記事本文:
大人世代の肩の痛みは「五十肩」と思いがち。しかし、それは50歳以上の4人に1人が発症するという「肩の腱板断裂」かもしれません。今回はこの症状と予防策について、医学博士の森原徹さんにお話を伺いました。
この記事は月刊誌『毎日が発見』2023年10月号に掲載の情報です。
主な症状
・腕は上がるが、上げ下げの途中が痛い
・ 夜間、眠れないほど痛い
・ 肩の可動域が狭く、腕が上がりにくい
・ 腕を上げ下げする際、「ゴリゴリ」などとこすれるような音がする
腱板断裂はここで起こる
腱板断裂とは
加齢や使い過ぎなどで腱板が弱ったり、けがなどが原因で腱板が切れる。構造上、腕の骨の上部分につく、「棘上筋」が最も断裂を起こしやすい。利き手に多い。
腱板とは
上腕骨と肩甲骨の間には4つのインナーマッスル(深いところにある筋肉)があり、骨につくところで硬い腱に変わる。その腱が集まって板状に広がっているため、「腱板」と呼ばれている。

データ抜粋:

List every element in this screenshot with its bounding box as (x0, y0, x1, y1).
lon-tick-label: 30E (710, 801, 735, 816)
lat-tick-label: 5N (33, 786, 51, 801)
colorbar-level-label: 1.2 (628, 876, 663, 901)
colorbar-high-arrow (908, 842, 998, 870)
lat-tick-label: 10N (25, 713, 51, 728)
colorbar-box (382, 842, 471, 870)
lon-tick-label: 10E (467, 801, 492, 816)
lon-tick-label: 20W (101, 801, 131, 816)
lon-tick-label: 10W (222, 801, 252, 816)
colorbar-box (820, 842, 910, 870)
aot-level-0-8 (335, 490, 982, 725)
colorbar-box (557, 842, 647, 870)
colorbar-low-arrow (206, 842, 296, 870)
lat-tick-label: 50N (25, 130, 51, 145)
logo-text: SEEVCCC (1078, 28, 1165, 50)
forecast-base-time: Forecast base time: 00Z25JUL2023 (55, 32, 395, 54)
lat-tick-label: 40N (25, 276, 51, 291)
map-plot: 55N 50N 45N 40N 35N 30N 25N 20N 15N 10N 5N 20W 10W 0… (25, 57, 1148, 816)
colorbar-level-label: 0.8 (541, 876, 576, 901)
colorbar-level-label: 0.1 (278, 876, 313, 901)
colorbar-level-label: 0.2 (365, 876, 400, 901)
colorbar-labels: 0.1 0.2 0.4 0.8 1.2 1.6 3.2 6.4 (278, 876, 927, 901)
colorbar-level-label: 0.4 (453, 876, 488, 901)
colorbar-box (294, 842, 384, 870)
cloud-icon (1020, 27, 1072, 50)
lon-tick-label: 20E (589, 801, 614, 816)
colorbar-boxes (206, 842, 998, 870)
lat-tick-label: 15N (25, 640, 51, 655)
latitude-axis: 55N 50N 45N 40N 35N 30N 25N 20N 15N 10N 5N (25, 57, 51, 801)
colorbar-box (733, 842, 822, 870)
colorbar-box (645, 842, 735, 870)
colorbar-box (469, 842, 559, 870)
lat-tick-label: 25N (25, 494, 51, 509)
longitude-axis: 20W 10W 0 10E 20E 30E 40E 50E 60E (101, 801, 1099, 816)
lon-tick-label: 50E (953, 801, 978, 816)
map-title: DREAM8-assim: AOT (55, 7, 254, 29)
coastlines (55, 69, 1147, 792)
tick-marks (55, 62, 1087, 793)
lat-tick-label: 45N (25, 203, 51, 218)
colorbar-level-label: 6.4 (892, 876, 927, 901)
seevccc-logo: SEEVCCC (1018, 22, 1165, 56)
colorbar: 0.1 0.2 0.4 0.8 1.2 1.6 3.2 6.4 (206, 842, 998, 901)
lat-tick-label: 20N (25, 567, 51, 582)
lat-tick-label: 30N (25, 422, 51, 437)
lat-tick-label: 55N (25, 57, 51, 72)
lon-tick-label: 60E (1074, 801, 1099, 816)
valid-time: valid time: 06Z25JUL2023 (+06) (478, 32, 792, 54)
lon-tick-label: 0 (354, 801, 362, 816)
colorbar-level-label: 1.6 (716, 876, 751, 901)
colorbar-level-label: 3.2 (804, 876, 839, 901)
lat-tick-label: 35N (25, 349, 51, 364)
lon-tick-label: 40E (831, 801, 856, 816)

課題:
a. 記事本文をもとに、次の問いに答えてください。
(i) 50歳以上で肩の腱板断裂を発症するのは何人に1人ですか。
(ii) 構造上、最も断裂を起こしやすいのはどの筋ですか。
(iii) 上腕骨と肩甲骨の間にあるインナーマッスルはいくつですか。
b. 次の各文が記事本文の内容と一致するかどうかを、「はい」か「いいえ」で答え、判断の根拠となる本文の語句をそのまま引用してください。
(i) 腱板断裂は利き手に多い。
(ii) この情報は月刊誌『毎日が発見』の2023年12月号に掲載されたものである。
(iii) インナーマッスルは、骨につくところで柔らかい組織に変わる。

解答:
a.
(i) 4人に1人
(ii) 棘上筋
(iii) 4つ

b.
(i) はい。「利き手に多い。」
(ii) いいえ。「この記事は月刊誌『毎日が発見』2023年10月号に掲載の情報です。」
(iii) いいえ。「骨につくところで硬い腱に変わる。」